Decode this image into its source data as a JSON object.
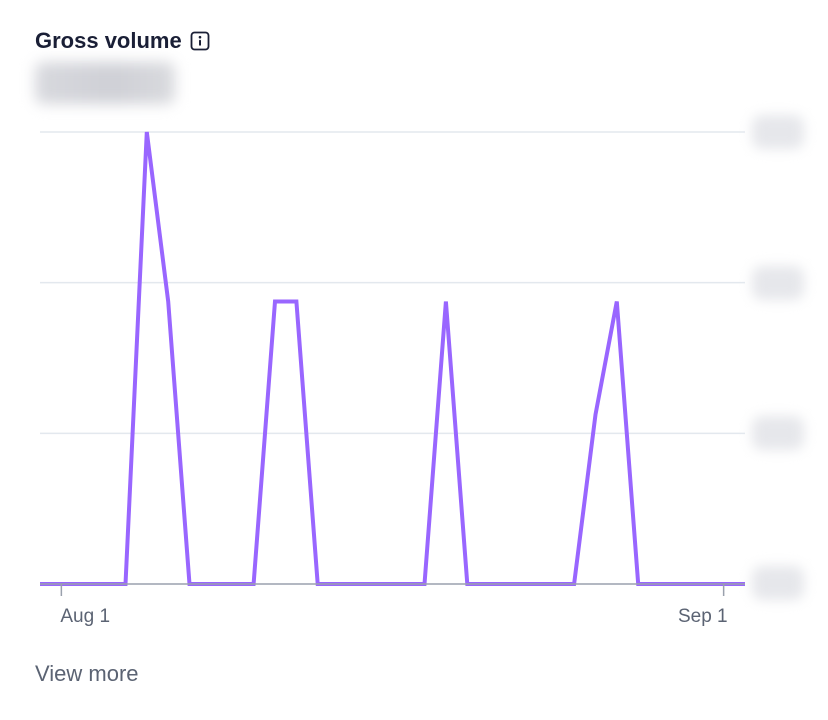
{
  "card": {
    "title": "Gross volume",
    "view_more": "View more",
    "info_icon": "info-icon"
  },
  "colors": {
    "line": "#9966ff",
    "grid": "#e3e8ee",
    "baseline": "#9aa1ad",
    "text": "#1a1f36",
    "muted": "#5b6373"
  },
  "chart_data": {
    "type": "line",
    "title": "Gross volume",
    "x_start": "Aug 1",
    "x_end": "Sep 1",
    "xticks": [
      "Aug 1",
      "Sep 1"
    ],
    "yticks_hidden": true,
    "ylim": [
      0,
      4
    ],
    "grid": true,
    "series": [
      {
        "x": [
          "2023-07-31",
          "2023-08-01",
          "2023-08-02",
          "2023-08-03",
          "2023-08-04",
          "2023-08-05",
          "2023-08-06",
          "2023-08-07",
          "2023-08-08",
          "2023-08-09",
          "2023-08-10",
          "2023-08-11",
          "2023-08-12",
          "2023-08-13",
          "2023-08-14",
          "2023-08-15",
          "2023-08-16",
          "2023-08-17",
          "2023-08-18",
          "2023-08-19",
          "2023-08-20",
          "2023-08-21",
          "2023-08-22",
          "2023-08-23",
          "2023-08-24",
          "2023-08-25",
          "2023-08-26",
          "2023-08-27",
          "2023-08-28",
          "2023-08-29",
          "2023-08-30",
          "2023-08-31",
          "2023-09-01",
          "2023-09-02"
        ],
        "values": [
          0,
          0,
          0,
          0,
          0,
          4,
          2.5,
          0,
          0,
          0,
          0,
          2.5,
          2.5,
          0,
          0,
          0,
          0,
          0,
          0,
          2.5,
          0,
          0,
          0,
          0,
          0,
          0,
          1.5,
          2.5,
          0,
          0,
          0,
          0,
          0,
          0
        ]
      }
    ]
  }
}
■ ■ ■ ■ ■
# [Exercise aim]
Copy the entries above faithfully and omit every image.

# [Final result]
Decode this image into its source data as a JSON object.
{
  "card": {
    "title": "Gross volume",
    "view_more": "View more",
    "info_icon": "info-icon"
  },
  "colors": {
    "line": "#9966ff",
    "grid": "#e3e8ee",
    "baseline": "#9aa1ad",
    "text": "#1a1f36",
    "muted": "#5b6373"
  },
  "chart_data": {
    "type": "line",
    "title": "Gross volume",
    "x_start": "Aug 1",
    "x_end": "Sep 1",
    "xticks": [
      "Aug 1",
      "Sep 1"
    ],
    "yticks_hidden": true,
    "ylim": [
      0,
      4
    ],
    "grid": true,
    "series": [
      {
        "x": [
          "2023-07-31",
          "2023-08-01",
          "2023-08-02",
          "2023-08-03",
          "2023-08-04",
          "2023-08-05",
          "2023-08-06",
          "2023-08-07",
          "2023-08-08",
          "2023-08-09",
          "2023-08-10",
          "2023-08-11",
          "2023-08-12",
          "2023-08-13",
          "2023-08-14",
          "2023-08-15",
          "2023-08-16",
          "2023-08-17",
          "2023-08-18",
          "2023-08-19",
          "2023-08-20",
          "2023-08-21",
          "2023-08-22",
          "2023-08-23",
          "2023-08-24",
          "2023-08-25",
          "2023-08-26",
          "2023-08-27",
          "2023-08-28",
          "2023-08-29",
          "2023-08-30",
          "2023-08-31",
          "2023-09-01",
          "2023-09-02"
        ],
        "values": [
          0,
          0,
          0,
          0,
          0,
          4,
          2.5,
          0,
          0,
          0,
          0,
          2.5,
          2.5,
          0,
          0,
          0,
          0,
          0,
          0,
          2.5,
          0,
          0,
          0,
          0,
          0,
          0,
          1.5,
          2.5,
          0,
          0,
          0,
          0,
          0,
          0
        ]
      }
    ]
  }
}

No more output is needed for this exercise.